• Directions for this task: What follows are records. Restate all of them word for word.

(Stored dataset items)
## START

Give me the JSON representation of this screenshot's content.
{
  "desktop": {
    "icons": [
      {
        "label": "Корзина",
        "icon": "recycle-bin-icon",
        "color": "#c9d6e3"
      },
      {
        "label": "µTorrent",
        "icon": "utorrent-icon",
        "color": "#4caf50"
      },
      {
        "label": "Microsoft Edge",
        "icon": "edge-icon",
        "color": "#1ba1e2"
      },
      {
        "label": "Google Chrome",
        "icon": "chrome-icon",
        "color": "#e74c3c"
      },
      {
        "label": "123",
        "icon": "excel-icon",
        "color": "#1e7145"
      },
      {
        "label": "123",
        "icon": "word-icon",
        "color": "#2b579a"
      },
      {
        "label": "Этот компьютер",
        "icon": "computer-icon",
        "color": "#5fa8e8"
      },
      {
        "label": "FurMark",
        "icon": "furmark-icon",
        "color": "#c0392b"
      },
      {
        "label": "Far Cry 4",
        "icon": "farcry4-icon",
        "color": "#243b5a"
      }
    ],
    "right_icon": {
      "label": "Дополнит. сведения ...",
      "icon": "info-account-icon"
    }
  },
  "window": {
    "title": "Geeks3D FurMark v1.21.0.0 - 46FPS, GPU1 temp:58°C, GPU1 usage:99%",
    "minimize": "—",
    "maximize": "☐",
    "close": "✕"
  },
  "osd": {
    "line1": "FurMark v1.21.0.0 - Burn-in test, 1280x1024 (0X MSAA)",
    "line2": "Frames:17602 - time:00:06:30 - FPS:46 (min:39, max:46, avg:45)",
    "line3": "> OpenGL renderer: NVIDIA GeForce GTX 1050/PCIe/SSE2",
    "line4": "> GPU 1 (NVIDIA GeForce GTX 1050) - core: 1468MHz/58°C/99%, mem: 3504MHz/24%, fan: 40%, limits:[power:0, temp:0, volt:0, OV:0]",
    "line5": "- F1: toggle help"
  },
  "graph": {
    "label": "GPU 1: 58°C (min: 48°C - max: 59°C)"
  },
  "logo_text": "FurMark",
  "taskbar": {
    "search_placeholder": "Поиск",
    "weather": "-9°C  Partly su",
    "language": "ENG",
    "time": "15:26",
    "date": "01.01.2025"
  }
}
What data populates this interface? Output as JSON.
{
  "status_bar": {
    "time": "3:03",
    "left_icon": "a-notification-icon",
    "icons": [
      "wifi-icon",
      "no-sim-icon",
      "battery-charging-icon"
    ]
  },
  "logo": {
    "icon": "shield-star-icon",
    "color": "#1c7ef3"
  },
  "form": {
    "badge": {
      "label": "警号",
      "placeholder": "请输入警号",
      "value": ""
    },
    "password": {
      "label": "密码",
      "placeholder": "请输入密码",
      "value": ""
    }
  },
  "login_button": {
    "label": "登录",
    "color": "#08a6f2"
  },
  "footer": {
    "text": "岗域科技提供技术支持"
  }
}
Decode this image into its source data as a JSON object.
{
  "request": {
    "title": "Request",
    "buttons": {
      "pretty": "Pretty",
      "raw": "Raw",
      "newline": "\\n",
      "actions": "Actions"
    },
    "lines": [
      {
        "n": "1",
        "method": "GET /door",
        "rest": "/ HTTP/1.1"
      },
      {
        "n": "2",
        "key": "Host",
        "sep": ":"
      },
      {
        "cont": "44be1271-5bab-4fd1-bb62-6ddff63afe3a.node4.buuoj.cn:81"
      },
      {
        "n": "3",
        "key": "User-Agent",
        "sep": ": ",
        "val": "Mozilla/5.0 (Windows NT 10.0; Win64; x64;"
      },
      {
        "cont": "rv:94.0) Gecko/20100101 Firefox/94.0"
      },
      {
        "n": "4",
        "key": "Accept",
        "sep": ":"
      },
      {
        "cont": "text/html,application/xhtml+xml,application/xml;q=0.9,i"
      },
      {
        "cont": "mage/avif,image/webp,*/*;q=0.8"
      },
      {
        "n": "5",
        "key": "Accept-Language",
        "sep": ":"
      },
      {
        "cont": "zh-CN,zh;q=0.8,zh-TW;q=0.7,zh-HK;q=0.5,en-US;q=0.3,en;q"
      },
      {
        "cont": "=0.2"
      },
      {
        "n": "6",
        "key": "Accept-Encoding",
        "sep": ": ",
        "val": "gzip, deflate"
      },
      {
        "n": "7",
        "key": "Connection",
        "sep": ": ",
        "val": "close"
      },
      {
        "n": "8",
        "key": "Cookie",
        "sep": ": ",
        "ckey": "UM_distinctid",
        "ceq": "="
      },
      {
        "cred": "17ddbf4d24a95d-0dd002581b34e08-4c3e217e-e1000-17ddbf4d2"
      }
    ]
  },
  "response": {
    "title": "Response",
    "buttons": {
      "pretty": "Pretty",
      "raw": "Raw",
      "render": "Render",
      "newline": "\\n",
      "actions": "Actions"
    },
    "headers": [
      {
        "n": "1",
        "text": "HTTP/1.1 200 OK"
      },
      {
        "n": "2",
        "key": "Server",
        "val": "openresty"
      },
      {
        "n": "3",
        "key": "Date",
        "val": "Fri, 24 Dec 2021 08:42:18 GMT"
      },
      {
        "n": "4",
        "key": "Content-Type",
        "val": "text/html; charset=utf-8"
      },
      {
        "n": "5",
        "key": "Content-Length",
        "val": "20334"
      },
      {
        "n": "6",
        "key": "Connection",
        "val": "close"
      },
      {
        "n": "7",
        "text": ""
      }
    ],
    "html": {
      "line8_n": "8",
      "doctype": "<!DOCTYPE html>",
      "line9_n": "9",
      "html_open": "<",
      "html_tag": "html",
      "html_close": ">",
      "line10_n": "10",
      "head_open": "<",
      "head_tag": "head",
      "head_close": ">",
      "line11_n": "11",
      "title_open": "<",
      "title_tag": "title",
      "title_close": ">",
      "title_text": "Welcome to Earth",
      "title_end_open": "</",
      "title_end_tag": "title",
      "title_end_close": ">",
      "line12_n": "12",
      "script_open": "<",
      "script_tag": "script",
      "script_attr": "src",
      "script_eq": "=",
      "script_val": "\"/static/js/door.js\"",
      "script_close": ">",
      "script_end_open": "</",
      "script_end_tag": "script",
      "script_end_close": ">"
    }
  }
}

## END

• Worked answer:
Give me the JSON representation of this screenshot's content.
{
  "desktop": {
    "icons": [
      {
        "label": "Корзина",
        "icon": "recycle-bin-icon",
        "color": "#c9d6e3"
      },
      {
        "label": "µTorrent",
        "icon": "utorrent-icon",
        "color": "#4caf50"
      },
      {
        "label": "Microsoft Edge",
        "icon": "edge-icon",
        "color": "#1ba1e2"
      },
      {
        "label": "Google Chrome",
        "icon": "chrome-icon",
        "color": "#e74c3c"
      },
      {
        "label": "123",
        "icon": "excel-icon",
        "color": "#1e7145"
      },
      {
        "label": "123",
        "icon": "word-icon",
        "color": "#2b579a"
      },
      {
        "label": "Этот компьютер",
        "icon": "computer-icon",
        "color": "#5fa8e8"
      },
      {
        "label": "FurMark",
        "icon": "furmark-icon",
        "color": "#c0392b"
      },
      {
        "label": "Far Cry 4",
        "icon": "farcry4-icon",
        "color": "#243b5a"
      }
    ],
    "right_icon": {
      "label": "Дополнит. сведения ...",
      "icon": "info-account-icon"
    }
  },
  "window": {
    "title": "Geeks3D FurMark v1.21.0.0 - 46FPS, GPU1 temp:58°C, GPU1 usage:99%",
    "minimize": "—",
    "maximize": "☐",
    "close": "✕"
  },
  "osd": {
    "line1": "FurMark v1.21.0.0 - Burn-in test, 1280x1024 (0X MSAA)",
    "line2": "Frames:17602 - time:00:06:30 - FPS:46 (min:39, max:46, avg:45)",
    "line3": "> OpenGL renderer: NVIDIA GeForce GTX 1050/PCIe/SSE2",
    "line4": "> GPU 1 (NVIDIA GeForce GTX 1050) - core: 1468MHz/58°C/99%, mem: 3504MHz/24%, fan: 40%, limits:[power:0, temp:0, volt:0, OV:0]",
    "line5": "- F1: toggle help"
  },
  "graph": {
    "label": "GPU 1: 58°C (min: 48°C - max: 59°C)"
  },
  "logo_text": "FurMark",
  "taskbar": {
    "search_placeholder": "Поиск",
    "weather": "-9°C  Partly su",
    "language": "ENG",
    "time": "15:26",
    "date": "01.01.2025"
  }
}
What data populates this interface? Output as JSON.
{
  "status_bar": {
    "time": "3:03",
    "left_icon": "a-notification-icon",
    "icons": [
      "wifi-icon",
      "no-sim-icon",
      "battery-charging-icon"
    ]
  },
  "logo": {
    "icon": "shield-star-icon",
    "color": "#1c7ef3"
  },
  "form": {
    "badge": {
      "label": "警号",
      "placeholder": "请输入警号",
      "value": ""
    },
    "password": {
      "label": "密码",
      "placeholder": "请输入密码",
      "value": ""
    }
  },
  "login_button": {
    "label": "登录",
    "color": "#08a6f2"
  },
  "footer": {
    "text": "岗域科技提供技术支持"
  }
}
Decode this image into its source data as a JSON object.
{
  "request": {
    "title": "Request",
    "buttons": {
      "pretty": "Pretty",
      "raw": "Raw",
      "newline": "\\n",
      "actions": "Actions"
    },
    "lines": [
      {
        "n": "1",
        "method": "GET /door",
        "rest": "/ HTTP/1.1"
      },
      {
        "n": "2",
        "key": "Host",
        "sep": ":"
      },
      {
        "cont": "44be1271-5bab-4fd1-bb62-6ddff63afe3a.node4.buuoj.cn:81"
      },
      {
        "n": "3",
        "key": "User-Agent",
        "sep": ": ",
        "val": "Mozilla/5.0 (Windows NT 10.0; Win64; x64;"
      },
      {
        "cont": "rv:94.0) Gecko/20100101 Firefox/94.0"
      },
      {
        "n": "4",
        "key": "Accept",
        "sep": ":"
      },
      {
        "cont": "text/html,application/xhtml+xml,application/xml;q=0.9,i"
      },
      {
        "cont": "mage/avif,image/webp,*/*;q=0.8"
      },
      {
        "n": "5",
        "key": "Accept-Language",
        "sep": ":"
      },
      {
        "cont": "zh-CN,zh;q=0.8,zh-TW;q=0.7,zh-HK;q=0.5,en-US;q=0.3,en;q"
      },
      {
        "cont": "=0.2"
      },
      {
        "n": "6",
        "key": "Accept-Encoding",
        "sep": ": ",
        "val": "gzip, deflate"
      },
      {
        "n": "7",
        "key": "Connection",
        "sep": ": ",
        "val": "close"
      },
      {
        "n": "8",
        "key": "Cookie",
        "sep": ": ",
        "ckey": "UM_distinctid",
        "ceq": "="
      },
      {
        "cred": "17ddbf4d24a95d-0dd002581b34e08-4c3e217e-e1000-17ddbf4d2"
      }
    ]
  },
  "response": {
    "title": "Response",
    "buttons": {
      "pretty": "Pretty",
      "raw": "Raw",
      "render": "Render",
      "newline": "\\n",
      "actions": "Actions"
    },
    "headers": [
      {
        "n": "1",
        "text": "HTTP/1.1 200 OK"
      },
      {
        "n": "2",
        "key": "Server",
        "val": "openresty"
      },
      {
        "n": "3",
        "key": "Date",
        "val": "Fri, 24 Dec 2021 08:42:18 GMT"
      },
      {
        "n": "4",
        "key": "Content-Type",
        "val": "text/html; charset=utf-8"
      },
      {
        "n": "5",
        "key": "Content-Length",
        "val": "20334"
      },
      {
        "n": "6",
        "key": "Connection",
        "val": "close"
      },
      {
        "n": "7",
        "text": ""
      }
    ],
    "html": {
      "line8_n": "8",
      "doctype": "<!DOCTYPE html>",
      "line9_n": "9",
      "html_open": "<",
      "html_tag": "html",
      "html_close": ">",
      "line10_n": "10",
      "head_open": "<",
      "head_tag": "head",
      "head_close": ">",
      "line11_n": "11",
      "title_open": "<",
      "title_tag": "title",
      "title_close": ">",
      "title_text": "Welcome to Earth",
      "title_end_open": "</",
      "title_end_tag": "title",
      "title_end_close": ">",
      "line12_n": "12",
      "script_open": "<",
      "script_tag": "script",
      "script_attr": "src",
      "script_eq": "=",
      "script_val": "\"/static/js/door.js\"",
      "script_close": ">",
      "script_end_open": "</",
      "script_end_tag": "script",
      "script_end_close": ">"
    }
  }
}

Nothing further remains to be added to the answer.